-- start Provided records --

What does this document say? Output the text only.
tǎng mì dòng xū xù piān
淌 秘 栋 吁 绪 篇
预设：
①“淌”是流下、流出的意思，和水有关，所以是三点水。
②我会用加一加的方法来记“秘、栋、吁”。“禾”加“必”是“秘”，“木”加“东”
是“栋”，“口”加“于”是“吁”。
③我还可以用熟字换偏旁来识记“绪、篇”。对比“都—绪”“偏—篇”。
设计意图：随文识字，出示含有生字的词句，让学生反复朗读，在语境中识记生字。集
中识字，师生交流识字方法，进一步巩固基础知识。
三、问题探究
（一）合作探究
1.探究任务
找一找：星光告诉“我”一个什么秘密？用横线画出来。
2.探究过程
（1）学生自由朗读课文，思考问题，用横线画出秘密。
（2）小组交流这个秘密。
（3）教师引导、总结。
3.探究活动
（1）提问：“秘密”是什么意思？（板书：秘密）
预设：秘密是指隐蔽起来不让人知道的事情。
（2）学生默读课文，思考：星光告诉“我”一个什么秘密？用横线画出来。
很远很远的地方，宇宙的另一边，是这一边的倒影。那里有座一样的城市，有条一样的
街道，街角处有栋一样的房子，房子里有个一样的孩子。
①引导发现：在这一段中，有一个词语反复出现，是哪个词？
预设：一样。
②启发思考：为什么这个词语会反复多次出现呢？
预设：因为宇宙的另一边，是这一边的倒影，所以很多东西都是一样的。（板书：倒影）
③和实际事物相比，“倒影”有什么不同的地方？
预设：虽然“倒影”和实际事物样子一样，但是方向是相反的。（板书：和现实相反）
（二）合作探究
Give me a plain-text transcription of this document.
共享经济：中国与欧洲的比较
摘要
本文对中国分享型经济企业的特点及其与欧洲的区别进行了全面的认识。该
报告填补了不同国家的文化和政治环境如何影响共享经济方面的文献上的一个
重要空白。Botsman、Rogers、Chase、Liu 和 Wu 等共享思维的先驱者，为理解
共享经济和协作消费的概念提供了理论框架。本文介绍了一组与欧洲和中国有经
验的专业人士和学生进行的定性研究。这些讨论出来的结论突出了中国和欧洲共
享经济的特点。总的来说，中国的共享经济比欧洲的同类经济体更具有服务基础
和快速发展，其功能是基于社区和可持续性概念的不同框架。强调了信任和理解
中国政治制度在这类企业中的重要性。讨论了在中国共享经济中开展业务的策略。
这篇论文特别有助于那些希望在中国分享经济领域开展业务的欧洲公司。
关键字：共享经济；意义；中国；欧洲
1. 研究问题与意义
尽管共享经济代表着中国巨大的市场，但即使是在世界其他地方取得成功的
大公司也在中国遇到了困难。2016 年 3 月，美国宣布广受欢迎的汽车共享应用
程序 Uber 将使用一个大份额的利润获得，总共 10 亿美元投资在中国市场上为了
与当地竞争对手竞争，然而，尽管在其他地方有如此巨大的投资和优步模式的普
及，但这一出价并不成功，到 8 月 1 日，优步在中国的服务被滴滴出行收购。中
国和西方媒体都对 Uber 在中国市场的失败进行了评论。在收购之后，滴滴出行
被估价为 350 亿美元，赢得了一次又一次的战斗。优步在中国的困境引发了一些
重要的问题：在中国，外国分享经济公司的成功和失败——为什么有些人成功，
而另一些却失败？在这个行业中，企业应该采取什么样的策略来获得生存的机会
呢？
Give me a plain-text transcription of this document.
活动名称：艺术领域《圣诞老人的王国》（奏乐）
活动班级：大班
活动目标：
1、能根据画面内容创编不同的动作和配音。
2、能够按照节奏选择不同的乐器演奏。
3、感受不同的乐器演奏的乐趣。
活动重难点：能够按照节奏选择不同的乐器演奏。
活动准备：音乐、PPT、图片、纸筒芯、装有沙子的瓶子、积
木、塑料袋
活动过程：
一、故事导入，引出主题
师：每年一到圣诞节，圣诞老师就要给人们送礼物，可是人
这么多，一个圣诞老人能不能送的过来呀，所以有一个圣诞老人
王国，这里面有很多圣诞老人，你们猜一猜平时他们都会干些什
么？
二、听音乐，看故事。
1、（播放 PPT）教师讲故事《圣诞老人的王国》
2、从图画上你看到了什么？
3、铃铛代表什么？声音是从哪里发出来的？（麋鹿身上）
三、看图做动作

-- end Provided records --

Work to do: Repeat all entries. Match them exactly.

Task output:
What does this document say? Output the text only.
tǎng mì dòng xū xù piān
淌 秘 栋 吁 绪 篇
预设：
①“淌”是流下、流出的意思，和水有关，所以是三点水。
②我会用加一加的方法来记“秘、栋、吁”。“禾”加“必”是“秘”，“木”加“东”
是“栋”，“口”加“于”是“吁”。
③我还可以用熟字换偏旁来识记“绪、篇”。对比“都—绪”“偏—篇”。
设计意图：随文识字，出示含有生字的词句，让学生反复朗读，在语境中识记生字。集
中识字，师生交流识字方法，进一步巩固基础知识。
三、问题探究
（一）合作探究
1.探究任务
找一找：星光告诉“我”一个什么秘密？用横线画出来。
2.探究过程
（1）学生自由朗读课文，思考问题，用横线画出秘密。
（2）小组交流这个秘密。
（3）教师引导、总结。
3.探究活动
（1）提问：“秘密”是什么意思？（板书：秘密）
预设：秘密是指隐蔽起来不让人知道的事情。
（2）学生默读课文，思考：星光告诉“我”一个什么秘密？用横线画出来。
很远很远的地方，宇宙的另一边，是这一边的倒影。那里有座一样的城市，有条一样的
街道，街角处有栋一样的房子，房子里有个一样的孩子。
①引导发现：在这一段中，有一个词语反复出现，是哪个词？
预设：一样。
②启发思考：为什么这个词语会反复多次出现呢？
预设：因为宇宙的另一边，是这一边的倒影，所以很多东西都是一样的。（板书：倒影）
③和实际事物相比，“倒影”有什么不同的地方？
预设：虽然“倒影”和实际事物样子一样，但是方向是相反的。（板书：和现实相反）
（二）合作探究
Give me a plain-text transcription of this document.
共享经济：中国与欧洲的比较
摘要
本文对中国分享型经济企业的特点及其与欧洲的区别进行了全面的认识。该
报告填补了不同国家的文化和政治环境如何影响共享经济方面的文献上的一个
重要空白。Botsman、Rogers、Chase、Liu 和 Wu 等共享思维的先驱者，为理解
共享经济和协作消费的概念提供了理论框架。本文介绍了一组与欧洲和中国有经
验的专业人士和学生进行的定性研究。这些讨论出来的结论突出了中国和欧洲共
享经济的特点。总的来说，中国的共享经济比欧洲的同类经济体更具有服务基础
和快速发展，其功能是基于社区和可持续性概念的不同框架。强调了信任和理解
中国政治制度在这类企业中的重要性。讨论了在中国共享经济中开展业务的策略。
这篇论文特别有助于那些希望在中国分享经济领域开展业务的欧洲公司。
关键字：共享经济；意义；中国；欧洲
1. 研究问题与意义
尽管共享经济代表着中国巨大的市场，但即使是在世界其他地方取得成功的
大公司也在中国遇到了困难。2016 年 3 月，美国宣布广受欢迎的汽车共享应用
程序 Uber 将使用一个大份额的利润获得，总共 10 亿美元投资在中国市场上为了
与当地竞争对手竞争，然而，尽管在其他地方有如此巨大的投资和优步模式的普
及，但这一出价并不成功，到 8 月 1 日，优步在中国的服务被滴滴出行收购。中
国和西方媒体都对 Uber 在中国市场的失败进行了评论。在收购之后，滴滴出行
被估价为 350 亿美元，赢得了一次又一次的战斗。优步在中国的困境引发了一些
重要的问题：在中国，外国分享经济公司的成功和失败——为什么有些人成功，
而另一些却失败？在这个行业中，企业应该采取什么样的策略来获得生存的机会
呢？
Give me a plain-text transcription of this document.
活动名称：艺术领域《圣诞老人的王国》（奏乐）
活动班级：大班
活动目标：
1、能根据画面内容创编不同的动作和配音。
2、能够按照节奏选择不同的乐器演奏。
3、感受不同的乐器演奏的乐趣。
活动重难点：能够按照节奏选择不同的乐器演奏。
活动准备：音乐、PPT、图片、纸筒芯、装有沙子的瓶子、积
木、塑料袋
活动过程：
一、故事导入，引出主题
师：每年一到圣诞节，圣诞老师就要给人们送礼物，可是人
这么多，一个圣诞老人能不能送的过来呀，所以有一个圣诞老人
王国，这里面有很多圣诞老人，你们猜一猜平时他们都会干些什
么？
二、听音乐，看故事。
1、（播放 PPT）教师讲故事《圣诞老人的王国》
2、从图画上你看到了什么？
3、铃铛代表什么？声音是从哪里发出来的？（麋鹿身上）
三、看图做动作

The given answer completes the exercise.